**Aim of the exercise**
Gather the lines below that include the string "подает", copying each in full.

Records
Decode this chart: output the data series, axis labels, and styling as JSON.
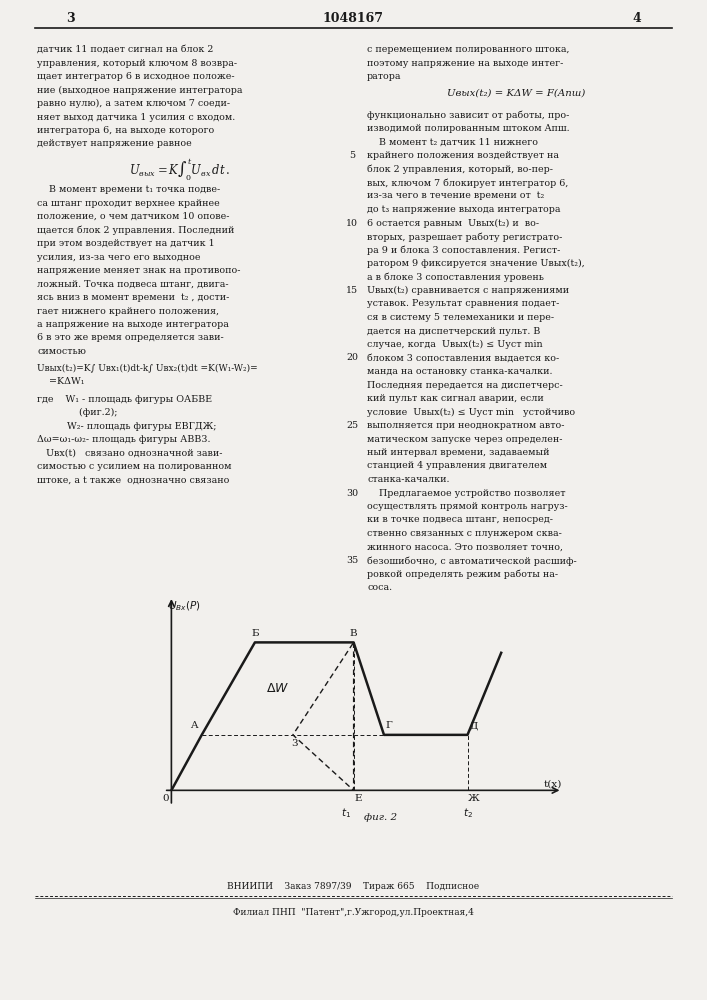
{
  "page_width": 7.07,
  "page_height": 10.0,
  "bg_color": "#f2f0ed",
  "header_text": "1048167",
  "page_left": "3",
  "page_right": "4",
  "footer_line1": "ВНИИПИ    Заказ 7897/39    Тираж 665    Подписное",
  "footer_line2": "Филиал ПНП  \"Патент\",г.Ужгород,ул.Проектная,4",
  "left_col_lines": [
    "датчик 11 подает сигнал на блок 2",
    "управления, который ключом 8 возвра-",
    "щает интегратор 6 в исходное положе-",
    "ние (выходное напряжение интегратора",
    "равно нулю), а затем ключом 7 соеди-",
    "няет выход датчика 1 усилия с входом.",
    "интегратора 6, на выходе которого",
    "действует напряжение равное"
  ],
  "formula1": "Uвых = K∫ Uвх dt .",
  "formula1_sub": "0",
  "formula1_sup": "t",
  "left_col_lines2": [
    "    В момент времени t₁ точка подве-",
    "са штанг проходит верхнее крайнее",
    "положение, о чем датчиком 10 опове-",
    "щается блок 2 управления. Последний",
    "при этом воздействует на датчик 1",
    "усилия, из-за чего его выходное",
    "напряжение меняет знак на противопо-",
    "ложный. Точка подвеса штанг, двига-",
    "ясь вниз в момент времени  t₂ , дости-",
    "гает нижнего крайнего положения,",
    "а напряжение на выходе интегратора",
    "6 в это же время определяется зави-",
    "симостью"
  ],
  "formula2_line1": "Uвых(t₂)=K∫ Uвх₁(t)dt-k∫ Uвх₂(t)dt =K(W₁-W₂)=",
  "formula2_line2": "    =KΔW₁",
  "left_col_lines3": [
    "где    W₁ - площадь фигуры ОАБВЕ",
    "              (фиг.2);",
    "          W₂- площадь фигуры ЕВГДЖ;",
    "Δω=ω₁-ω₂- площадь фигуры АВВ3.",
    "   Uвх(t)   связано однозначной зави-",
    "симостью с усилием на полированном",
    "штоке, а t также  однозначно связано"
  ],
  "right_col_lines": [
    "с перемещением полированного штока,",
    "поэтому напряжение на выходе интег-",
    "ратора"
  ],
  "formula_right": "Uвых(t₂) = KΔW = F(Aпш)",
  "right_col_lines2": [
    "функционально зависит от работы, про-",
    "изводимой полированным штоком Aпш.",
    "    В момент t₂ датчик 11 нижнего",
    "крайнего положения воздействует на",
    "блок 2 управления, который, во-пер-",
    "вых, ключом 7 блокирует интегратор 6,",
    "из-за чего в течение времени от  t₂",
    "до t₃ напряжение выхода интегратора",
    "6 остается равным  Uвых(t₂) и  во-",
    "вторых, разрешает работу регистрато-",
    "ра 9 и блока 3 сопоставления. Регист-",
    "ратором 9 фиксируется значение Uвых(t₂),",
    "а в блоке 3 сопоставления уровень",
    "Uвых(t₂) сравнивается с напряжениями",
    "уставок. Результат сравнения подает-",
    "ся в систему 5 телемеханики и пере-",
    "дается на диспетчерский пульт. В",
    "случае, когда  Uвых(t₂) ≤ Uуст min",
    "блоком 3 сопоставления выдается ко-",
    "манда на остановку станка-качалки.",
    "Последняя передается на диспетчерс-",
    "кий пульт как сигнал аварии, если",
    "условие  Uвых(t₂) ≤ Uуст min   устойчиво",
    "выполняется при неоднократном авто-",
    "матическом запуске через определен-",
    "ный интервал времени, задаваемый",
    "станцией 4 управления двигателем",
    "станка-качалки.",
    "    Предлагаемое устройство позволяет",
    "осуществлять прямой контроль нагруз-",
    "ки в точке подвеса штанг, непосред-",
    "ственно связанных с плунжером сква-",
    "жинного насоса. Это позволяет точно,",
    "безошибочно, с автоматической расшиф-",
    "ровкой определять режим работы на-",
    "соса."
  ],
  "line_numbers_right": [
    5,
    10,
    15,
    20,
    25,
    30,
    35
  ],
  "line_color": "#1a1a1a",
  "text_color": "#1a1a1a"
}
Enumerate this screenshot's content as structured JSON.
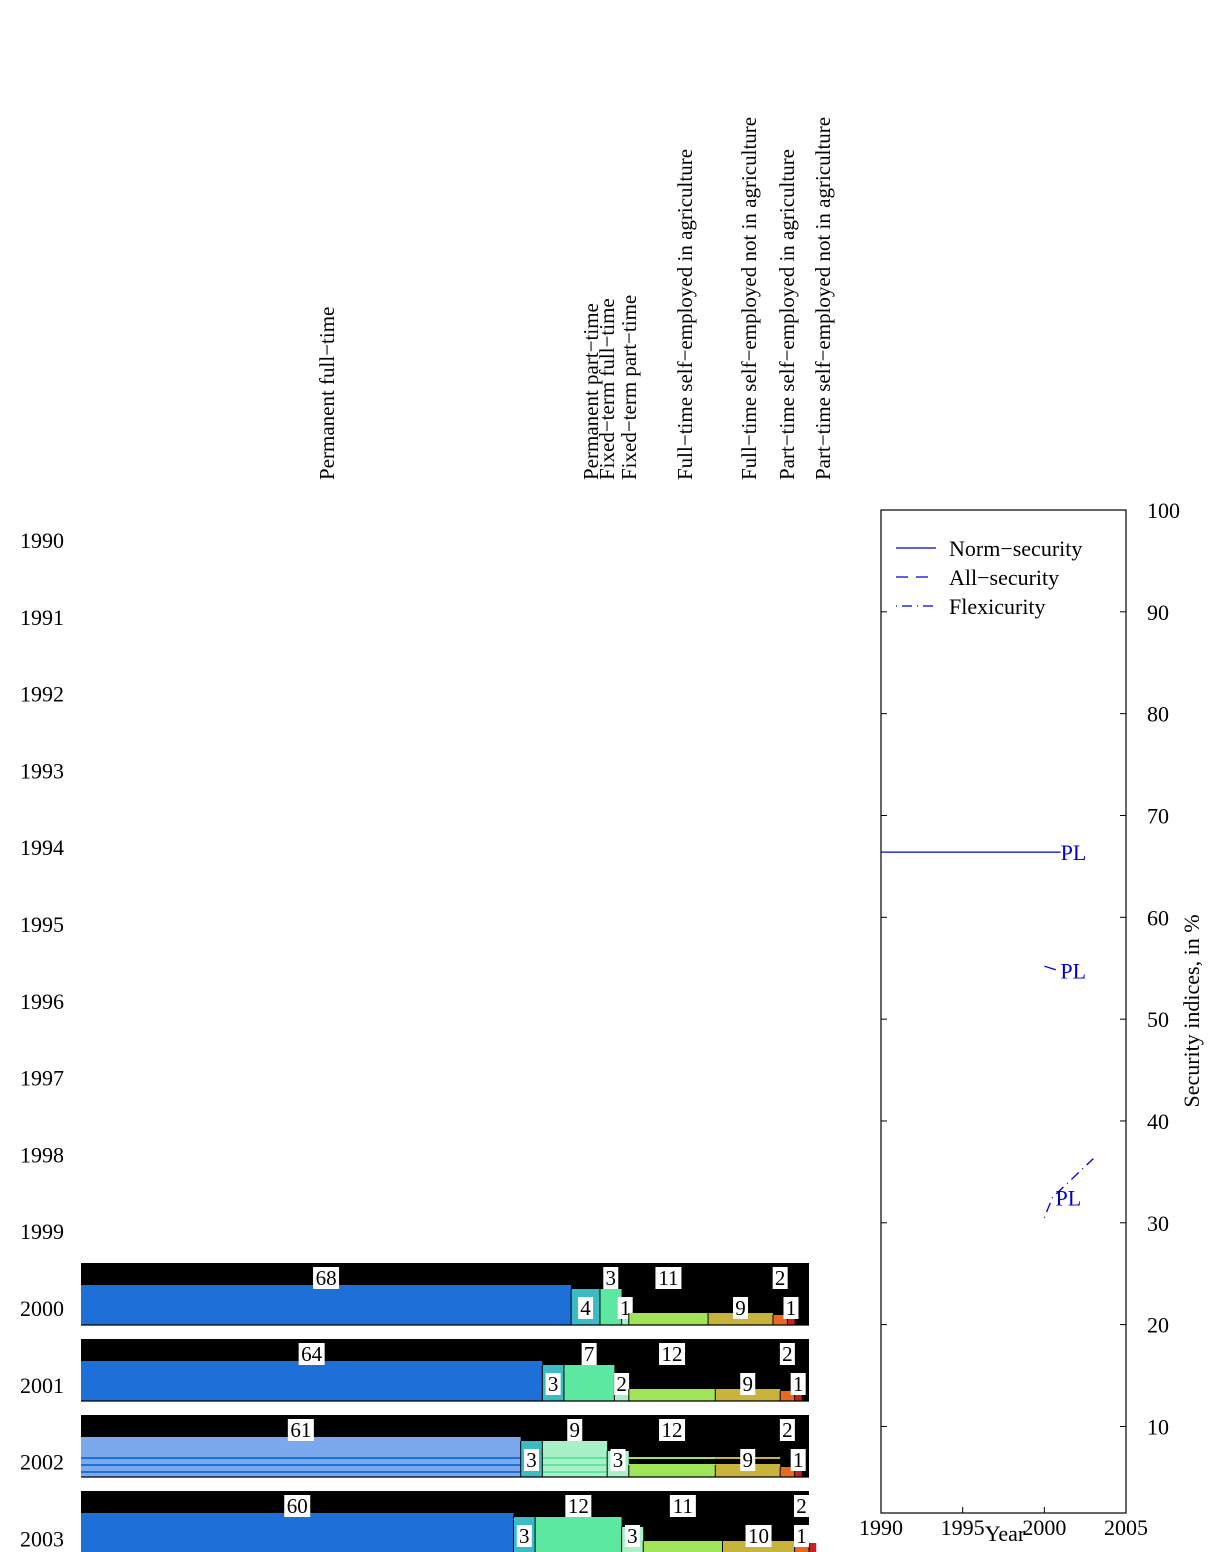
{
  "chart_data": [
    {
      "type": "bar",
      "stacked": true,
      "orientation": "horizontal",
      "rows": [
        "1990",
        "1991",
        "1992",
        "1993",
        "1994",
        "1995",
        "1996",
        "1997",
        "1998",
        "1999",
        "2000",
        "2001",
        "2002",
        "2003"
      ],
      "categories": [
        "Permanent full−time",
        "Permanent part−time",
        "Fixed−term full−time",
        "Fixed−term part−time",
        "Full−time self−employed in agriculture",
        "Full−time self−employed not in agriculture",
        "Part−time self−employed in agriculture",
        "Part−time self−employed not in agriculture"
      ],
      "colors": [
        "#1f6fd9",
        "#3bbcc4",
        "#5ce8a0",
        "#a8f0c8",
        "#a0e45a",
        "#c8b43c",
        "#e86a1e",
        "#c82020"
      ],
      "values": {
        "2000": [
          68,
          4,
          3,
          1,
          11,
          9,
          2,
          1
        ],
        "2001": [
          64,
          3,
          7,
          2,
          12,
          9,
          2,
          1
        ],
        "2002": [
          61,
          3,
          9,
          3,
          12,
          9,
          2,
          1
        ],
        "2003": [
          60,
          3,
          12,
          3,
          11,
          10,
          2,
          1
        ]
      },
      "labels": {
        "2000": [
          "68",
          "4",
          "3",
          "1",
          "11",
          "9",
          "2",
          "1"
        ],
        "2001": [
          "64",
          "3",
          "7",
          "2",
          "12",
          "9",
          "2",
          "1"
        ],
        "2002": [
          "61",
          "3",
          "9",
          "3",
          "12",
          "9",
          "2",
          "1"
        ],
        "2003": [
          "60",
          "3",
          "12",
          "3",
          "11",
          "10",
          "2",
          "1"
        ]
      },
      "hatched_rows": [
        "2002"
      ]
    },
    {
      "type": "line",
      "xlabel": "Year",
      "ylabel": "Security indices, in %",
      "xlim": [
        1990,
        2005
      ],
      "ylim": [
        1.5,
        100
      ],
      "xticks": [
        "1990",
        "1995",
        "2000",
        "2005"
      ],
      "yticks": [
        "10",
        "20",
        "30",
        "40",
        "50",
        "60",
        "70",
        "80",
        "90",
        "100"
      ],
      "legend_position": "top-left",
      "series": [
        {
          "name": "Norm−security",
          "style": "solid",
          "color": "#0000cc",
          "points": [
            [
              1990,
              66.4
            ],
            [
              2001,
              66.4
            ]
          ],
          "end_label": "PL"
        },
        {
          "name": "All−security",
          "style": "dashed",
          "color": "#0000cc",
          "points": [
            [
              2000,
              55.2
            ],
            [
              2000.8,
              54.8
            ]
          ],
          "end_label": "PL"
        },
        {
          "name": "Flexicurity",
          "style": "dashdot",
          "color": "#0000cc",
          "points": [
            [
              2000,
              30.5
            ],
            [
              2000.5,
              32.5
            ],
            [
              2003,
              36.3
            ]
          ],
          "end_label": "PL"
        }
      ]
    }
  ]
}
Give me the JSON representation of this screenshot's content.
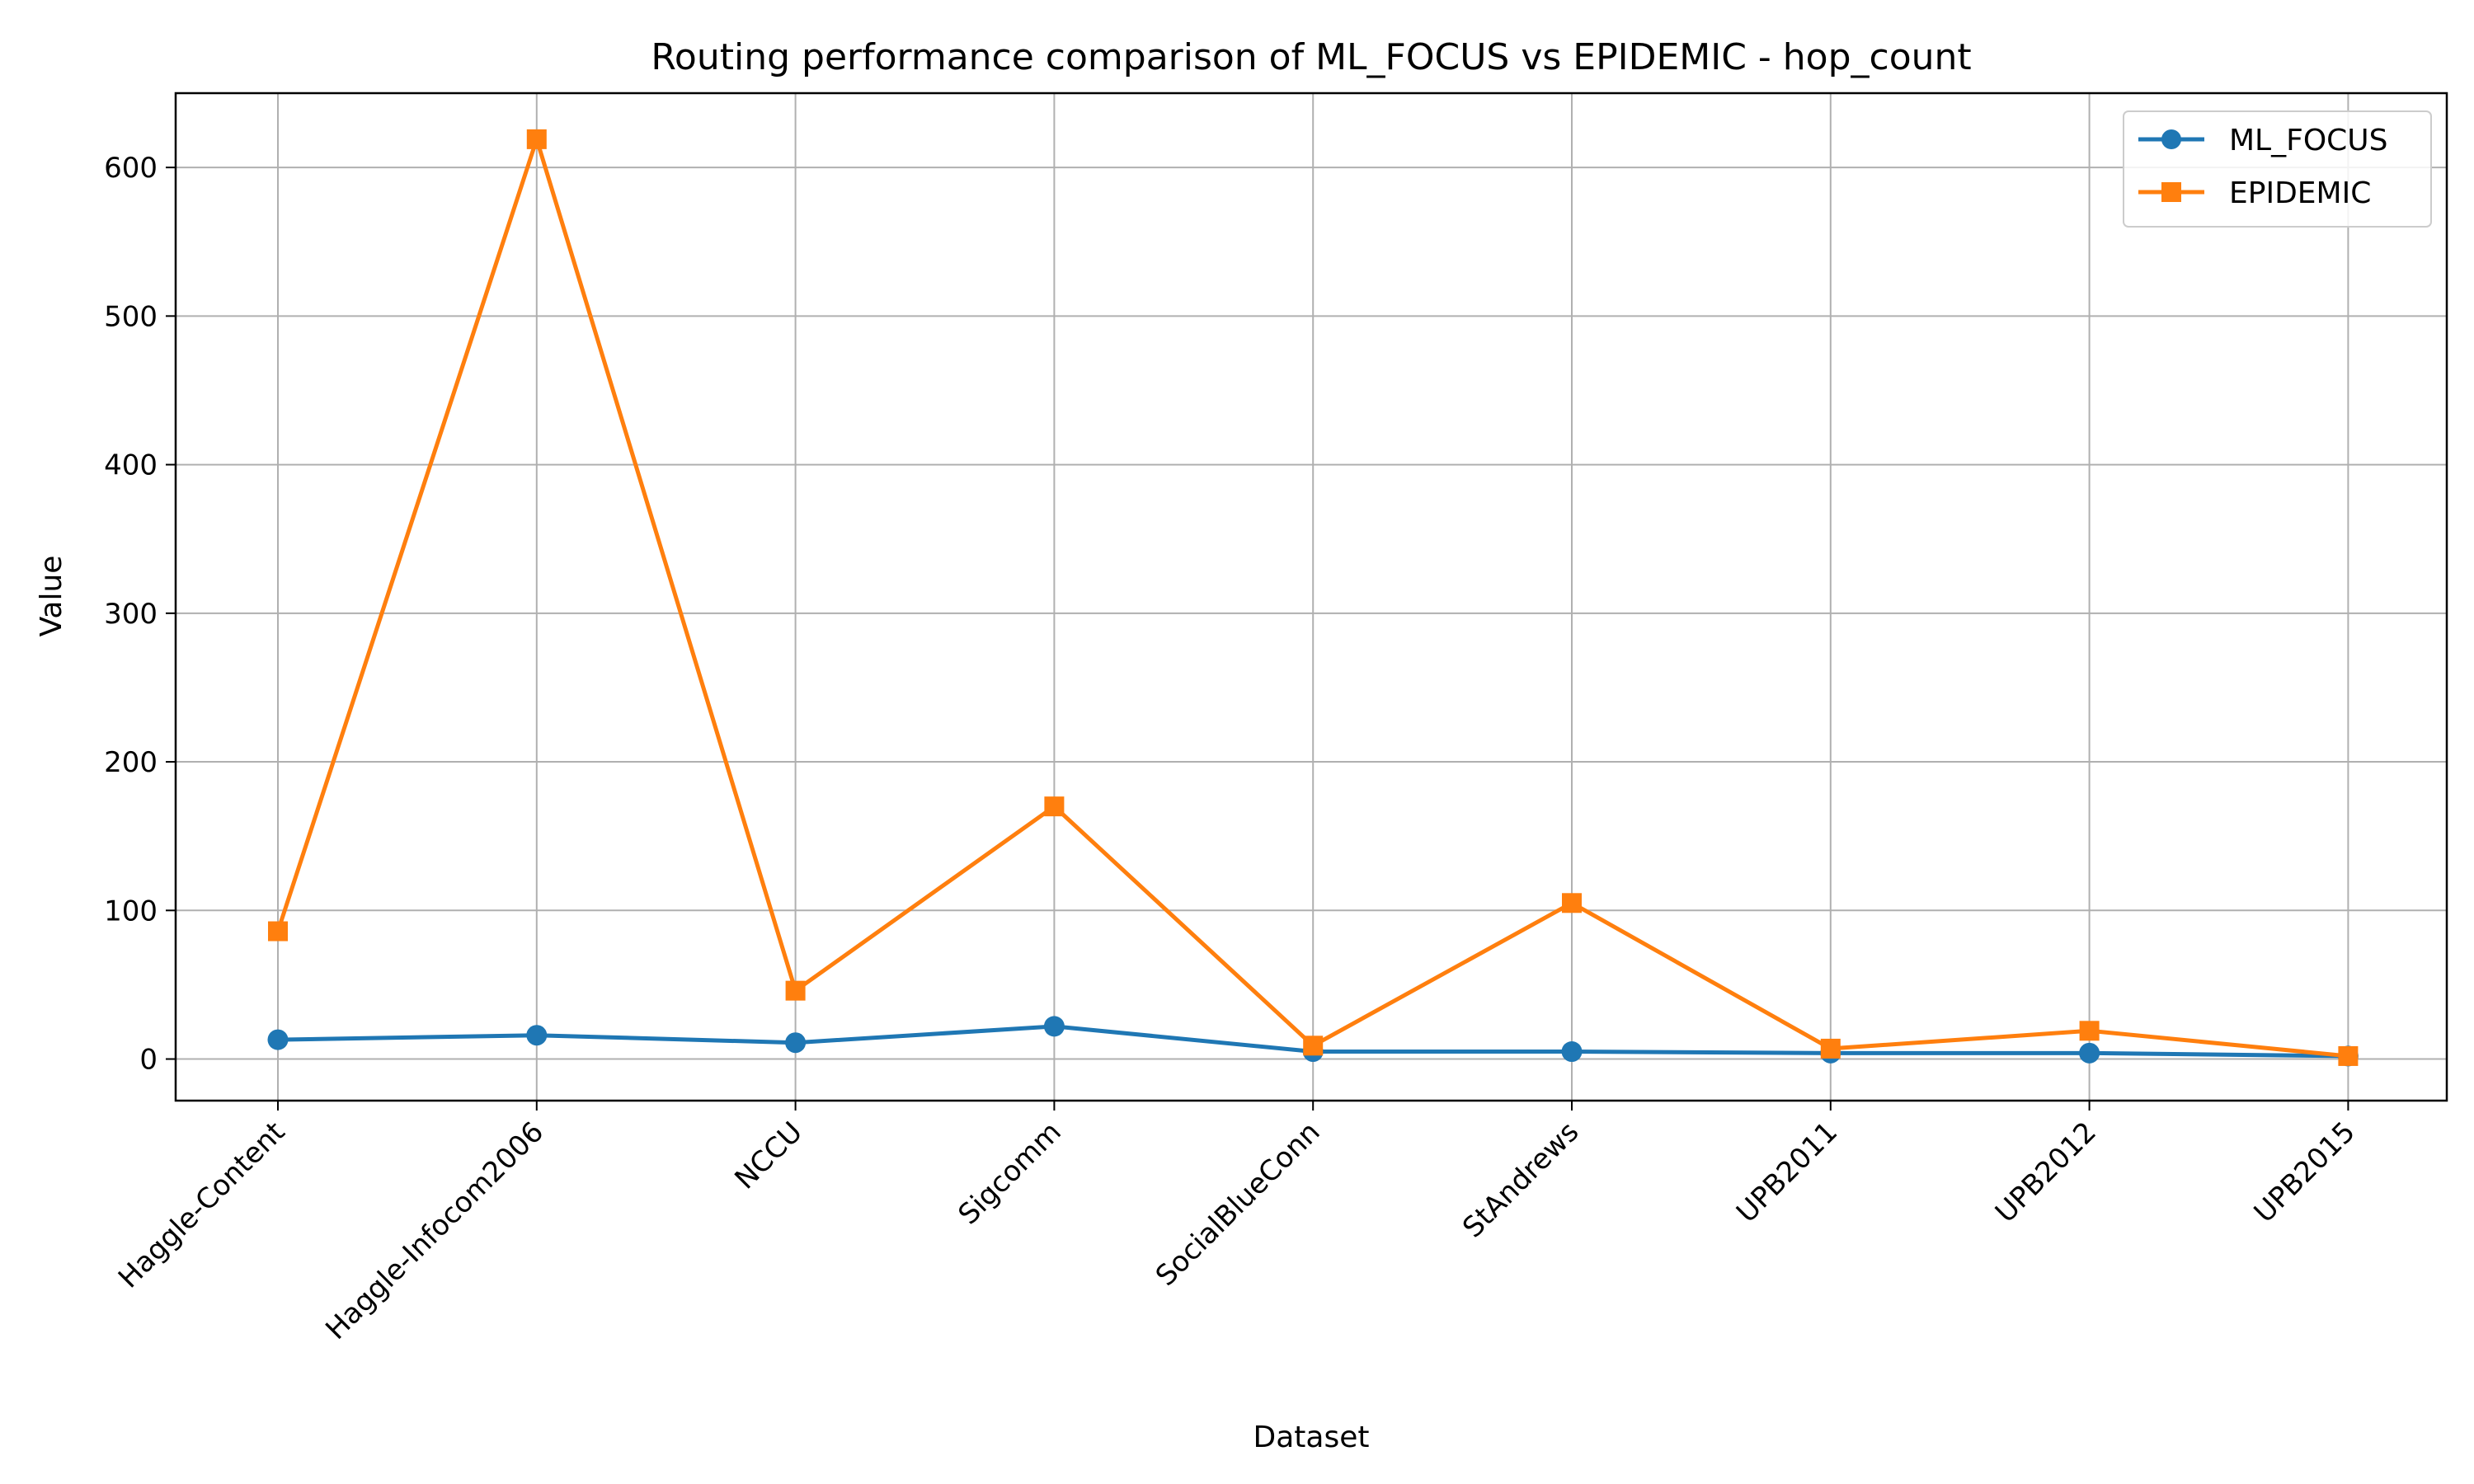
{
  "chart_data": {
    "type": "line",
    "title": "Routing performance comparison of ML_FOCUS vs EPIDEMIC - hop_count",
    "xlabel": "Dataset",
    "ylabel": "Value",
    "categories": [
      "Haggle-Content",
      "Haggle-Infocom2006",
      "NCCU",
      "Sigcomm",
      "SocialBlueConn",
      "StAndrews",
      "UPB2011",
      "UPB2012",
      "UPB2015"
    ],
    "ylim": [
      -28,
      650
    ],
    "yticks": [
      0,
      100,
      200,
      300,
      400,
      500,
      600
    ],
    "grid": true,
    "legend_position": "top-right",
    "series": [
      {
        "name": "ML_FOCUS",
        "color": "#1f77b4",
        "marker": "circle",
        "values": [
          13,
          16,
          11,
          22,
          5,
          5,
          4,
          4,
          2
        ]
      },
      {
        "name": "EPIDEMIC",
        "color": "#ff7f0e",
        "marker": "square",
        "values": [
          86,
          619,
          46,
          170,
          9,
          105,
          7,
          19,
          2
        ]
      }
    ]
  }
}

**Written answer**
    "датчик 11 подает сигнал на блок 2",
    "уставок. Результат сравнения подает-",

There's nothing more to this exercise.